*Job*:
Reproduce the material word for word; the images stay out.

..........

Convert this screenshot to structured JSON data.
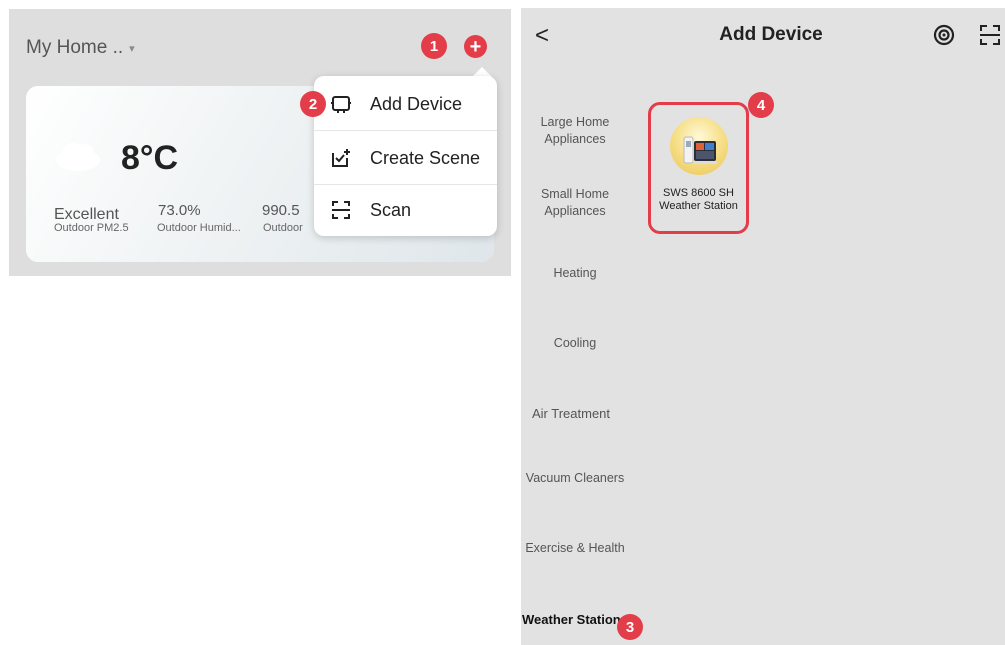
{
  "home_screen": {
    "home_name": "My Home ..",
    "caret": "▾",
    "plus_symbol": "+",
    "weather": {
      "temperature": "8°C",
      "pm_value": "Excellent",
      "pm_label": "Outdoor PM2.5",
      "humidity_value": "73.0%",
      "humidity_label": "Outdoor Humid...",
      "pressure_value": "990.5",
      "pressure_label": "Outdoor"
    },
    "menu": {
      "items": [
        {
          "label": "Add Device",
          "icon": "add-device-icon"
        },
        {
          "label": "Create Scene",
          "icon": "create-scene-icon"
        },
        {
          "label": "Scan",
          "icon": "scan-icon"
        }
      ]
    }
  },
  "add_device_screen": {
    "back": "<",
    "title": "Add Device",
    "categories": [
      "Large Home Appliances",
      "Small Home Appliances",
      "Heating",
      "Cooling",
      "Air Treatment",
      "Vacuum Cleaners",
      "Exercise & Health",
      "Weather Stations"
    ],
    "selected_category": "Weather Stations",
    "device": {
      "name": "SWS 8600 SH Weather Station"
    }
  },
  "step_badges": [
    "1",
    "2",
    "3",
    "4"
  ],
  "colors": {
    "accent": "#e23d48",
    "panel_bg": "#dedede",
    "card_bg": "#ffffff"
  }
}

..........

*The answer*:
Convert this screenshot to structured JSON data.
{
  "home_screen": {
    "home_name": "My Home ..",
    "caret": "▾",
    "plus_symbol": "+",
    "weather": {
      "temperature": "8°C",
      "pm_value": "Excellent",
      "pm_label": "Outdoor PM2.5",
      "humidity_value": "73.0%",
      "humidity_label": "Outdoor Humid...",
      "pressure_value": "990.5",
      "pressure_label": "Outdoor"
    },
    "menu": {
      "items": [
        {
          "label": "Add Device",
          "icon": "add-device-icon"
        },
        {
          "label": "Create Scene",
          "icon": "create-scene-icon"
        },
        {
          "label": "Scan",
          "icon": "scan-icon"
        }
      ]
    }
  },
  "add_device_screen": {
    "back": "<",
    "title": "Add Device",
    "categories": [
      "Large Home Appliances",
      "Small Home Appliances",
      "Heating",
      "Cooling",
      "Air Treatment",
      "Vacuum Cleaners",
      "Exercise & Health",
      "Weather Stations"
    ],
    "selected_category": "Weather Stations",
    "device": {
      "name": "SWS 8600 SH Weather Station"
    }
  },
  "step_badges": [
    "1",
    "2",
    "3",
    "4"
  ],
  "colors": {
    "accent": "#e23d48",
    "panel_bg": "#dedede",
    "card_bg": "#ffffff"
  }
}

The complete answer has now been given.